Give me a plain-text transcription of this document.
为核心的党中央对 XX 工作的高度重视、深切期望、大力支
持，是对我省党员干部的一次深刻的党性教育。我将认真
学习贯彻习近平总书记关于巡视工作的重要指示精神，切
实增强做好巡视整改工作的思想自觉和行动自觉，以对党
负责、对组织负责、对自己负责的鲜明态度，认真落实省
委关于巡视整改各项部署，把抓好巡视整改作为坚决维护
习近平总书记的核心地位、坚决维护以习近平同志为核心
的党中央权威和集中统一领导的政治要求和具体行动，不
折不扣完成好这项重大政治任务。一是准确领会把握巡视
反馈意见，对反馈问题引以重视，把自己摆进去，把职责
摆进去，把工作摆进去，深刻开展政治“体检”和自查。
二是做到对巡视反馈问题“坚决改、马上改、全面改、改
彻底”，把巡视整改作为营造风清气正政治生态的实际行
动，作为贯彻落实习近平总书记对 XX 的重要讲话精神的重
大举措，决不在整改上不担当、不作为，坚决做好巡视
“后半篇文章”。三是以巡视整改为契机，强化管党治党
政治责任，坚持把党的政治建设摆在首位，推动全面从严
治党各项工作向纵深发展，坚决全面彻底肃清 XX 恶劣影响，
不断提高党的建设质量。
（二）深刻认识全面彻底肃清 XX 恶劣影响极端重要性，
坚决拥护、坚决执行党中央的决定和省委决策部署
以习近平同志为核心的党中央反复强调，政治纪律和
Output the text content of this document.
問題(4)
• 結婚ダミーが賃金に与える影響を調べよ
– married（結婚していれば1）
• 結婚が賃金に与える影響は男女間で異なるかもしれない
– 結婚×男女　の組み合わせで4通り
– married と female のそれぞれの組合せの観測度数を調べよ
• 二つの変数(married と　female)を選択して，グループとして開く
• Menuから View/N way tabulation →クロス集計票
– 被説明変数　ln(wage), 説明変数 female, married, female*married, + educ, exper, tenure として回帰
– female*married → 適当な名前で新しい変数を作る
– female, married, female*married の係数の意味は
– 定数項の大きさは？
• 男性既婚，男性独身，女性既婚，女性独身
· · · ·
**What to produce:**
Restate every line of the data word for word.

**Finished task:**
Give me a plain-text transcription of this document.
为核心的党中央对 XX 工作的高度重视、深切期望、大力支
持，是对我省党员干部的一次深刻的党性教育。我将认真
学习贯彻习近平总书记关于巡视工作的重要指示精神，切
实增强做好巡视整改工作的思想自觉和行动自觉，以对党
负责、对组织负责、对自己负责的鲜明态度，认真落实省
委关于巡视整改各项部署，把抓好巡视整改作为坚决维护
习近平总书记的核心地位、坚决维护以习近平同志为核心
的党中央权威和集中统一领导的政治要求和具体行动，不
折不扣完成好这项重大政治任务。一是准确领会把握巡视
反馈意见，对反馈问题引以重视，把自己摆进去，把职责
摆进去，把工作摆进去，深刻开展政治“体检”和自查。
二是做到对巡视反馈问题“坚决改、马上改、全面改、改
彻底”，把巡视整改作为营造风清气正政治生态的实际行
动，作为贯彻落实习近平总书记对 XX 的重要讲话精神的重
大举措，决不在整改上不担当、不作为，坚决做好巡视
“后半篇文章”。三是以巡视整改为契机，强化管党治党
政治责任，坚持把党的政治建设摆在首位，推动全面从严
治党各项工作向纵深发展，坚决全面彻底肃清 XX 恶劣影响，
不断提高党的建设质量。
（二）深刻认识全面彻底肃清 XX 恶劣影响极端重要性，
坚决拥护、坚决执行党中央的决定和省委决策部署
以习近平同志为核心的党中央反复强调，政治纪律和
Output the text content of this document.
問題(4)
• 結婚ダミーが賃金に与える影響を調べよ
– married（結婚していれば1）
• 結婚が賃金に与える影響は男女間で異なるかもしれない
– 結婚×男女　の組み合わせで4通り
– married と female のそれぞれの組合せの観測度数を調べよ
• 二つの変数(married と　female)を選択して，グループとして開く
• Menuから View/N way tabulation →クロス集計票
– 被説明変数　ln(wage), 説明変数 female, married, female*married, + educ, exper, tenure として回帰
– female*married → 適当な名前で新しい変数を作る
– female, married, female*married の係数の意味は
– 定数項の大きさは？
• 男性既婚，男性独身，女性既婚，女性独身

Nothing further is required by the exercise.